> _TASK STATEMENT_
Locate every line in the records below that contains the word "仮に男性の育休取得の実績がない企業があったとして", and copy each one.

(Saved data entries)
··········
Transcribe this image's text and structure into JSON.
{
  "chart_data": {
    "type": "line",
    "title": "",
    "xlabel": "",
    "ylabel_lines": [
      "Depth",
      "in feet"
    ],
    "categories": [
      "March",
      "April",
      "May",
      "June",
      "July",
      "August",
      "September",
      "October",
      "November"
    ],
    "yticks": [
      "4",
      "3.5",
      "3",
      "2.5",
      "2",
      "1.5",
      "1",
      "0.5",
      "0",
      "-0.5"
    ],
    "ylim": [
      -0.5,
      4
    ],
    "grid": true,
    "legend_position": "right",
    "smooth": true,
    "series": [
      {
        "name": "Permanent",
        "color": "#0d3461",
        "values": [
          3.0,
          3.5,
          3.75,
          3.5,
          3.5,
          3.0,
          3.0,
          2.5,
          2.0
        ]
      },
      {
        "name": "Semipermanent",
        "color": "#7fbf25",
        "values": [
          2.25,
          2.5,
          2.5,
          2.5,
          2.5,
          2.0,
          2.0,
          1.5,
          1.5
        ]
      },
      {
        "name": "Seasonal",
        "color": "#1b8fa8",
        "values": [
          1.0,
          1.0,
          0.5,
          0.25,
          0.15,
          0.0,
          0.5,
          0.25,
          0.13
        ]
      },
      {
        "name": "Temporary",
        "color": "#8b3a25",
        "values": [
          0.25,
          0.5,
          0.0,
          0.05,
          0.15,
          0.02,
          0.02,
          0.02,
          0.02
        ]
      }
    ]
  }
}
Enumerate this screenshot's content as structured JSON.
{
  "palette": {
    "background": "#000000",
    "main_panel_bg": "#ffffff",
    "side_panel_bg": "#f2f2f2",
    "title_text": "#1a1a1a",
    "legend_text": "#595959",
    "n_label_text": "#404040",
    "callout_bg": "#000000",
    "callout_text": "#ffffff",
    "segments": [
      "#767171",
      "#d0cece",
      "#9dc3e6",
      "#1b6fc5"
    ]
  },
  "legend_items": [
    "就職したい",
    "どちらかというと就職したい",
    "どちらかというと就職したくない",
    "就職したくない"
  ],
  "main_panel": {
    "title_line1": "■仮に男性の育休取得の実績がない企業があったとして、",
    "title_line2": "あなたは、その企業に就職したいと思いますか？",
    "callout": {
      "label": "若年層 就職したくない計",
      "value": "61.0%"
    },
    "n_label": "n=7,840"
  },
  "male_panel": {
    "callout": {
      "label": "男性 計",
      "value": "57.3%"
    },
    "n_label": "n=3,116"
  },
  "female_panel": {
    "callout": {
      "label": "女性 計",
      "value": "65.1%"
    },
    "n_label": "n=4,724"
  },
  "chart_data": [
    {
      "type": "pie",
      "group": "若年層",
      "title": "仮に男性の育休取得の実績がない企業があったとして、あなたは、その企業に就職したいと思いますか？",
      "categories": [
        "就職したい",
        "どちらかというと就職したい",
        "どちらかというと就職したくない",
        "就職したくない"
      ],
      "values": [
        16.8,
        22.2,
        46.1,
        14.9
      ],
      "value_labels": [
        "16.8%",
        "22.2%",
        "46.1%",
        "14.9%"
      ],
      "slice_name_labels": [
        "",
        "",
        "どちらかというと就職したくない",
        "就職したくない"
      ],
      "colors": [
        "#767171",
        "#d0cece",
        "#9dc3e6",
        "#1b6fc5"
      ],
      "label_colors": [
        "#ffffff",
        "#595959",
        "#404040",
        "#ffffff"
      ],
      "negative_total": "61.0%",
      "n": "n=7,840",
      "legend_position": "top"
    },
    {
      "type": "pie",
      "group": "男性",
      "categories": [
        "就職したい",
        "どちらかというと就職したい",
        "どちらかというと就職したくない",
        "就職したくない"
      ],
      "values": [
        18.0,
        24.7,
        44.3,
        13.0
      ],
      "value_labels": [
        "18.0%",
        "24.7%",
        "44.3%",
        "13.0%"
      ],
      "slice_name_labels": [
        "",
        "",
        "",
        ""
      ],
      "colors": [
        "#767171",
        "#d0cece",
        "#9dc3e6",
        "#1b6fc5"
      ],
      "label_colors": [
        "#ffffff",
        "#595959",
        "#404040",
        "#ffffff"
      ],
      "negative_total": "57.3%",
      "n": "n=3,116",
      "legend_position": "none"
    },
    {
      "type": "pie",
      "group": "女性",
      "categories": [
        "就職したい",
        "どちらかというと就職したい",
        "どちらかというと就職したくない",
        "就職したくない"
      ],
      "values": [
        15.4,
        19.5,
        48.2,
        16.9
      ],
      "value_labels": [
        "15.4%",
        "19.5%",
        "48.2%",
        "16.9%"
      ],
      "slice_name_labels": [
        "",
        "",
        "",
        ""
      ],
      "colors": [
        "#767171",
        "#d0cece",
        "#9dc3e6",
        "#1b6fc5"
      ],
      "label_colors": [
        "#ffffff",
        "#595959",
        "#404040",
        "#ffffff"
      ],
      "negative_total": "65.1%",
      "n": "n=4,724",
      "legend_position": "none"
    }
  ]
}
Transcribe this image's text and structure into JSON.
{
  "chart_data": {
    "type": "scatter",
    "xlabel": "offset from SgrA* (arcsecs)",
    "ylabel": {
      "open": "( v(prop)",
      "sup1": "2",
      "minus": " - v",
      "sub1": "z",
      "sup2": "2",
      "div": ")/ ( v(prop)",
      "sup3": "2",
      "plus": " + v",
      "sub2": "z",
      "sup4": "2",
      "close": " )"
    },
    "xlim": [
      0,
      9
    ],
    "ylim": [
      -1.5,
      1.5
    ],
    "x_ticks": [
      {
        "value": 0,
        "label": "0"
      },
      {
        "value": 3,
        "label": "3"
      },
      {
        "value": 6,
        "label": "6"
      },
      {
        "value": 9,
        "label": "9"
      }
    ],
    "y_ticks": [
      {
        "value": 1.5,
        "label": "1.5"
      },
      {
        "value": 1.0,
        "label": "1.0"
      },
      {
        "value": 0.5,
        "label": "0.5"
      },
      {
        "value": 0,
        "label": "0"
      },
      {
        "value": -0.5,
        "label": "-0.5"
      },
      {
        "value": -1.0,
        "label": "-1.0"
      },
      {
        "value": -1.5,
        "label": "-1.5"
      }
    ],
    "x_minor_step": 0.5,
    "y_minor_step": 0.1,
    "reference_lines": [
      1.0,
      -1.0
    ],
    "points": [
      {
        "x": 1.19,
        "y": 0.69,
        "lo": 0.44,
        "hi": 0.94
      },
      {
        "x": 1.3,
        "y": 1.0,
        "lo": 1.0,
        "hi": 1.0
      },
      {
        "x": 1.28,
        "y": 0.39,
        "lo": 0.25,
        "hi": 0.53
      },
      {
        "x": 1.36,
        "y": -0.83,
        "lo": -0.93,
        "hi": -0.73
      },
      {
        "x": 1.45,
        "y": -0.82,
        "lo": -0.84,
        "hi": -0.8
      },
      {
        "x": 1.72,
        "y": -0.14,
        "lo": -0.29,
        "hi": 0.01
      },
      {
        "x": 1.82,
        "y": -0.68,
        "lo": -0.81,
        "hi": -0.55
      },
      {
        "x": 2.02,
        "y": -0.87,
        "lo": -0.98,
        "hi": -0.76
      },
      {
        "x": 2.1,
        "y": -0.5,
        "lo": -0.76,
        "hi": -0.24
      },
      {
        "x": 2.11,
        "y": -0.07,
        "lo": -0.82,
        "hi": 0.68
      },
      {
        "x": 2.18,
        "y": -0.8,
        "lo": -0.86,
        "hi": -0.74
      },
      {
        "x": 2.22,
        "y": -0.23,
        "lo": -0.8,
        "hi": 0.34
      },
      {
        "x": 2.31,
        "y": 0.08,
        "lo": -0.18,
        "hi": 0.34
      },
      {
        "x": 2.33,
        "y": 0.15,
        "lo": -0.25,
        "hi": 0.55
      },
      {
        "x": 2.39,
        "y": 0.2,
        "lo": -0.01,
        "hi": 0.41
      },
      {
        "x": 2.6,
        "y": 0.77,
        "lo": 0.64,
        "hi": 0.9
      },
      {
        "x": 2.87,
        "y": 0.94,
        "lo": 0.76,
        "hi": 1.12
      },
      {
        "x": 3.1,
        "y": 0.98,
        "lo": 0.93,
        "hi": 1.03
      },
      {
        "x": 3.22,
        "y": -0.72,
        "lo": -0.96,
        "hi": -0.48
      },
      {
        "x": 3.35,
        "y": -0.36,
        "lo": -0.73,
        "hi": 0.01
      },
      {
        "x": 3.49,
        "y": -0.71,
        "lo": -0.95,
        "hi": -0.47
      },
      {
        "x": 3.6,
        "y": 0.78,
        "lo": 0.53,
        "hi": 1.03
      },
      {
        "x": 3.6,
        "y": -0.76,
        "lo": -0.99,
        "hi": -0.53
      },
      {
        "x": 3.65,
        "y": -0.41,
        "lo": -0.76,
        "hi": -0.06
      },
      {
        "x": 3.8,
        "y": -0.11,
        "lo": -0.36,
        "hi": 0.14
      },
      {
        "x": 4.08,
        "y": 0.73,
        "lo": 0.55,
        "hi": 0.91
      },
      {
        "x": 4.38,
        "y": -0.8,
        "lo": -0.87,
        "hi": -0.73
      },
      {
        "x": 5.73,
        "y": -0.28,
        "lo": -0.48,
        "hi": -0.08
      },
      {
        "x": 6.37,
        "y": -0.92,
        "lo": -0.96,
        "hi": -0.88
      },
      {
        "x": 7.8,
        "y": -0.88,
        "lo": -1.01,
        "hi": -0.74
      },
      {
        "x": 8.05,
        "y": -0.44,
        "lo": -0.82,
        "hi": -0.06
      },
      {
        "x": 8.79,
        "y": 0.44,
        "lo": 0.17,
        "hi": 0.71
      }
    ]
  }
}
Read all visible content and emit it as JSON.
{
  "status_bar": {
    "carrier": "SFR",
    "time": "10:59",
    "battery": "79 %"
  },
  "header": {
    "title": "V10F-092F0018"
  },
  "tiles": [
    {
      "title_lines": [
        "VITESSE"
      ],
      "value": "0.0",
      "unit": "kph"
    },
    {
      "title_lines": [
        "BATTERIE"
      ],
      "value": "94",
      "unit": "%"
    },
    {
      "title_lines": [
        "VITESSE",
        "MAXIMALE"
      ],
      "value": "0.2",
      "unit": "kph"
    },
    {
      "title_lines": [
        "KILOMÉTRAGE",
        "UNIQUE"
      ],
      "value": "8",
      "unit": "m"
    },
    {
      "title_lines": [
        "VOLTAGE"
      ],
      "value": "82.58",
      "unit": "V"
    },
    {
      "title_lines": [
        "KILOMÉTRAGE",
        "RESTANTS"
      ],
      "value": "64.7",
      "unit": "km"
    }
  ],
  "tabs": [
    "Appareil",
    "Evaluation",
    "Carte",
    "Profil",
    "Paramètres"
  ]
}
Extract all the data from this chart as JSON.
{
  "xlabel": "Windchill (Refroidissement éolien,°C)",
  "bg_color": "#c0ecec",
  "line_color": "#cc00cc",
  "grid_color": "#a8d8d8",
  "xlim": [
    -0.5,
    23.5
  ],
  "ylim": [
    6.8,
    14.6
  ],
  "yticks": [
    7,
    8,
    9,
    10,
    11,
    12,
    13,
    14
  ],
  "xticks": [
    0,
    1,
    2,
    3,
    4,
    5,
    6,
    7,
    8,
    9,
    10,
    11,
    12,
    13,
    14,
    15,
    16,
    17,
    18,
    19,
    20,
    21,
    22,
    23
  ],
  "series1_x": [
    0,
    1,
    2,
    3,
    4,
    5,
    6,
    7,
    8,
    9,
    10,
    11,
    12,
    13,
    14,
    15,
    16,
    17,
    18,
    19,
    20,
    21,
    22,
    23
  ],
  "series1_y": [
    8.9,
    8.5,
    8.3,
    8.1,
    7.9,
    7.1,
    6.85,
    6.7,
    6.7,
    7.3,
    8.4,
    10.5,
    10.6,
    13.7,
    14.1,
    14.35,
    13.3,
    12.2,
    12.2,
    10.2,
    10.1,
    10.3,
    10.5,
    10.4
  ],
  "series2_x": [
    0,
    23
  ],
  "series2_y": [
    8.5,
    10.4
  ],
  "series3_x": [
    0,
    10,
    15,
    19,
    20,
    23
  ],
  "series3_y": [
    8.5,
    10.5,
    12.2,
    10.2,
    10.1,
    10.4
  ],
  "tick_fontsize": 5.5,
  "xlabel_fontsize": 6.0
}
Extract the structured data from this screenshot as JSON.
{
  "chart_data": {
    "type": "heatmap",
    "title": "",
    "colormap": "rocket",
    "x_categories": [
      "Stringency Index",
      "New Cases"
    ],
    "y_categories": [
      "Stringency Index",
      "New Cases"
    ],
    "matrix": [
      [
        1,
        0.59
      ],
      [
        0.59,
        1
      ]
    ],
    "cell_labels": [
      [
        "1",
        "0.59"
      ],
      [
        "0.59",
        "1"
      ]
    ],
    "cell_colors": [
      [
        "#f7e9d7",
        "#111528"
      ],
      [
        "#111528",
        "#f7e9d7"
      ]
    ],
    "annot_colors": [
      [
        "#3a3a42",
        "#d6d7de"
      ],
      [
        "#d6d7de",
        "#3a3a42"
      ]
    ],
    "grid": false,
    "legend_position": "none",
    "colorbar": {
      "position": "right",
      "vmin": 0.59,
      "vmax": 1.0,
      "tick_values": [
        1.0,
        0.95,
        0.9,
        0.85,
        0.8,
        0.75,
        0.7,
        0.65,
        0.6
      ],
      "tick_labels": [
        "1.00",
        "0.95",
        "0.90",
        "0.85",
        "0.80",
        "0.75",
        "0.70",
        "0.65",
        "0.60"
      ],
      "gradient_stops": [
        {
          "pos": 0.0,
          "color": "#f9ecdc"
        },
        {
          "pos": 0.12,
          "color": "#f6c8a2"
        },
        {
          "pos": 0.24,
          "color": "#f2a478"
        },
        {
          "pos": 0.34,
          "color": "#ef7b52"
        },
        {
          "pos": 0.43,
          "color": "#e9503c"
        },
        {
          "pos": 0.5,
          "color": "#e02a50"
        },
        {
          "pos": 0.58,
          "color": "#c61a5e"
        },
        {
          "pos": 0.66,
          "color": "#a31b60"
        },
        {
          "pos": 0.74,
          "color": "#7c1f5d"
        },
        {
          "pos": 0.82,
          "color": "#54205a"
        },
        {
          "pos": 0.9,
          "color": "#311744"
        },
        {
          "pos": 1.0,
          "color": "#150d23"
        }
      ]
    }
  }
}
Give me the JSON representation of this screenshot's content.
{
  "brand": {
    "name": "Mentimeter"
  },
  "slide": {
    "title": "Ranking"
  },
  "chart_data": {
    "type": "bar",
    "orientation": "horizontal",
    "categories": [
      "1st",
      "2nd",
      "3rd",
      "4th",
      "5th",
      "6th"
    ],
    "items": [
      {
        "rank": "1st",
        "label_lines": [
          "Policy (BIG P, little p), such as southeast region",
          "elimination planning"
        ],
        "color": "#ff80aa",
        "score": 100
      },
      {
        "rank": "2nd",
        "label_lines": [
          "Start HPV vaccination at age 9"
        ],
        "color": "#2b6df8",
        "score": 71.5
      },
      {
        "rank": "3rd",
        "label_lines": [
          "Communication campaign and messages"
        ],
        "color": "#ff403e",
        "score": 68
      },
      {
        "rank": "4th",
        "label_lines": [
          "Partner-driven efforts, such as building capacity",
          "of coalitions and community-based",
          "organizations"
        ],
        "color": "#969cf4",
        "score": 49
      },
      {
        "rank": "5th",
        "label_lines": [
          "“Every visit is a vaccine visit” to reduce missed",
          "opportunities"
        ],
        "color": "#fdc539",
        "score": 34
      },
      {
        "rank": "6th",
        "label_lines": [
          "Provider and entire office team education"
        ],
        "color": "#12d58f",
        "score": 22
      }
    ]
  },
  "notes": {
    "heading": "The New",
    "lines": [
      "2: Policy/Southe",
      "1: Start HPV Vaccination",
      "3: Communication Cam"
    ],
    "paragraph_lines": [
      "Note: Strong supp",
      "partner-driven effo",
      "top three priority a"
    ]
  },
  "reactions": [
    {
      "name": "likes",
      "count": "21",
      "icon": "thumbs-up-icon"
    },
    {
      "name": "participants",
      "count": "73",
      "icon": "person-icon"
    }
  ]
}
··········
> _SOLUTION_
    "title_line1": "■仮に男性の育休取得の実績がない企業があったとして、",
      "title": "仮に男性の育休取得の実績がない企業があったとして、あなたは、その企業に就職したいと思いますか？",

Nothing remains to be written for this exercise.